STATED EXERCISE: In full and without deviation, write out the entries that follow.

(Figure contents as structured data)
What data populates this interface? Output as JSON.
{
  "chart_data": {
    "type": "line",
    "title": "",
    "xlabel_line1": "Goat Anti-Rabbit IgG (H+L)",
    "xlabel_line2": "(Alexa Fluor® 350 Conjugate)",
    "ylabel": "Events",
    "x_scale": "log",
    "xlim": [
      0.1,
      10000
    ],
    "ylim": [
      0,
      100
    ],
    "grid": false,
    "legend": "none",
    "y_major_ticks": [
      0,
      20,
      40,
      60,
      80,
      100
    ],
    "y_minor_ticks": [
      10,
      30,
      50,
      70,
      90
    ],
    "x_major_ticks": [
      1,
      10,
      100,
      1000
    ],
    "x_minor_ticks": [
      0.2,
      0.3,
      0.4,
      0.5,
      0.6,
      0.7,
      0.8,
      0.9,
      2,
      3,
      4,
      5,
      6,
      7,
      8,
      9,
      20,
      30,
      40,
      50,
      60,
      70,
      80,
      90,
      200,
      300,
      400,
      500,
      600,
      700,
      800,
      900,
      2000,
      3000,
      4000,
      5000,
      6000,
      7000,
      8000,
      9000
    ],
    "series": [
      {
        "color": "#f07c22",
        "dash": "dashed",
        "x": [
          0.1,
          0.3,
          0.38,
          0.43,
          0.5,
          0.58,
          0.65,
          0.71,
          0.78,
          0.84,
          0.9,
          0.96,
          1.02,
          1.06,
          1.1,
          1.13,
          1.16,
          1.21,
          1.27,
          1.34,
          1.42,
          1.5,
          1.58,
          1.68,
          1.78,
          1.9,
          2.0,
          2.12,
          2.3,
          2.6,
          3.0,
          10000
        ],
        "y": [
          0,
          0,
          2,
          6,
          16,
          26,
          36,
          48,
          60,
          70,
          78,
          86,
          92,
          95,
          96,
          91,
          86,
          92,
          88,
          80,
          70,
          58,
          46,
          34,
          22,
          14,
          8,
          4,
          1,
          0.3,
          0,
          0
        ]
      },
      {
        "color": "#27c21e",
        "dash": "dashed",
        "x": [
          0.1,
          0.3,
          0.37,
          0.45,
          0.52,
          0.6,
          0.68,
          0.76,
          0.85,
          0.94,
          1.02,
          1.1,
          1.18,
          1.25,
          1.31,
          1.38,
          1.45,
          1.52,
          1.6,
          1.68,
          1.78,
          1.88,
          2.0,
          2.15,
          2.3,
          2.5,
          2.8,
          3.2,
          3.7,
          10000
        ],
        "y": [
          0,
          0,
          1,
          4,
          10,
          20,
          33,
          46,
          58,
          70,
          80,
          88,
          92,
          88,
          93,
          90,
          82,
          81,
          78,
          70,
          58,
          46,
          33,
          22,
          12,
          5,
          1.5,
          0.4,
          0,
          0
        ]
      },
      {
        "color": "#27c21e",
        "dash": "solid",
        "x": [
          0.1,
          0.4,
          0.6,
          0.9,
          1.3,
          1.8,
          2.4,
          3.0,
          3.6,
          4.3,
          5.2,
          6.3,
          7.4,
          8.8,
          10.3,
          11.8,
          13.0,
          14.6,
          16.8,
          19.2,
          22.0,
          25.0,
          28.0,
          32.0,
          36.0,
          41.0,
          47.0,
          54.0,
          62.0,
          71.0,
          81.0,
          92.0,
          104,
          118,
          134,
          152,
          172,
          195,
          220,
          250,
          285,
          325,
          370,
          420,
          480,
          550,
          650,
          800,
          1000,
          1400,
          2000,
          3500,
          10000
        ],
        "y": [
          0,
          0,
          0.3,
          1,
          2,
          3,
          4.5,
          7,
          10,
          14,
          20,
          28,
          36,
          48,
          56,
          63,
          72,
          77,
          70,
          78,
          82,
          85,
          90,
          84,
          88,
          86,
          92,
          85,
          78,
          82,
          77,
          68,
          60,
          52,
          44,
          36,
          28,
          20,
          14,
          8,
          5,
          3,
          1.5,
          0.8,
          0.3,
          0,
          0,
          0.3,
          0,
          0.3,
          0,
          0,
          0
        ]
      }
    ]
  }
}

THE OUTPUT:
What data populates this interface? Output as JSON.
{
  "chart_data": {
    "type": "line",
    "title": "",
    "xlabel_line1": "Goat Anti-Rabbit IgG (H+L)",
    "xlabel_line2": "(Alexa Fluor® 350 Conjugate)",
    "ylabel": "Events",
    "x_scale": "log",
    "xlim": [
      0.1,
      10000
    ],
    "ylim": [
      0,
      100
    ],
    "grid": false,
    "legend": "none",
    "y_major_ticks": [
      0,
      20,
      40,
      60,
      80,
      100
    ],
    "y_minor_ticks": [
      10,
      30,
      50,
      70,
      90
    ],
    "x_major_ticks": [
      1,
      10,
      100,
      1000
    ],
    "x_minor_ticks": [
      0.2,
      0.3,
      0.4,
      0.5,
      0.6,
      0.7,
      0.8,
      0.9,
      2,
      3,
      4,
      5,
      6,
      7,
      8,
      9,
      20,
      30,
      40,
      50,
      60,
      70,
      80,
      90,
      200,
      300,
      400,
      500,
      600,
      700,
      800,
      900,
      2000,
      3000,
      4000,
      5000,
      6000,
      7000,
      8000,
      9000
    ],
    "series": [
      {
        "color": "#f07c22",
        "dash": "dashed",
        "x": [
          0.1,
          0.3,
          0.38,
          0.43,
          0.5,
          0.58,
          0.65,
          0.71,
          0.78,
          0.84,
          0.9,
          0.96,
          1.02,
          1.06,
          1.1,
          1.13,
          1.16,
          1.21,
          1.27,
          1.34,
          1.42,
          1.5,
          1.58,
          1.68,
          1.78,
          1.9,
          2.0,
          2.12,
          2.3,
          2.6,
          3.0,
          10000
        ],
        "y": [
          0,
          0,
          2,
          6,
          16,
          26,
          36,
          48,
          60,
          70,
          78,
          86,
          92,
          95,
          96,
          91,
          86,
          92,
          88,
          80,
          70,
          58,
          46,
          34,
          22,
          14,
          8,
          4,
          1,
          0.3,
          0,
          0
        ]
      },
      {
        "color": "#27c21e",
        "dash": "dashed",
        "x": [
          0.1,
          0.3,
          0.37,
          0.45,
          0.52,
          0.6,
          0.68,
          0.76,
          0.85,
          0.94,
          1.02,
          1.1,
          1.18,
          1.25,
          1.31,
          1.38,
          1.45,
          1.52,
          1.6,
          1.68,
          1.78,
          1.88,
          2.0,
          2.15,
          2.3,
          2.5,
          2.8,
          3.2,
          3.7,
          10000
        ],
        "y": [
          0,
          0,
          1,
          4,
          10,
          20,
          33,
          46,
          58,
          70,
          80,
          88,
          92,
          88,
          93,
          90,
          82,
          81,
          78,
          70,
          58,
          46,
          33,
          22,
          12,
          5,
          1.5,
          0.4,
          0,
          0
        ]
      },
      {
        "color": "#27c21e",
        "dash": "solid",
        "x": [
          0.1,
          0.4,
          0.6,
          0.9,
          1.3,
          1.8,
          2.4,
          3.0,
          3.6,
          4.3,
          5.2,
          6.3,
          7.4,
          8.8,
          10.3,
          11.8,
          13.0,
          14.6,
          16.8,
          19.2,
          22.0,
          25.0,
          28.0,
          32.0,
          36.0,
          41.0,
          47.0,
          54.0,
          62.0,
          71.0,
          81.0,
          92.0,
          104,
          118,
          134,
          152,
          172,
          195,
          220,
          250,
          285,
          325,
          370,
          420,
          480,
          550,
          650,
          800,
          1000,
          1400,
          2000,
          3500,
          10000
        ],
        "y": [
          0,
          0,
          0.3,
          1,
          2,
          3,
          4.5,
          7,
          10,
          14,
          20,
          28,
          36,
          48,
          56,
          63,
          72,
          77,
          70,
          78,
          82,
          85,
          90,
          84,
          88,
          86,
          92,
          85,
          78,
          82,
          77,
          68,
          60,
          52,
          44,
          36,
          28,
          20,
          14,
          8,
          5,
          3,
          1.5,
          0.8,
          0.3,
          0,
          0,
          0.3,
          0,
          0.3,
          0,
          0,
          0
        ]
      }
    ]
  }
}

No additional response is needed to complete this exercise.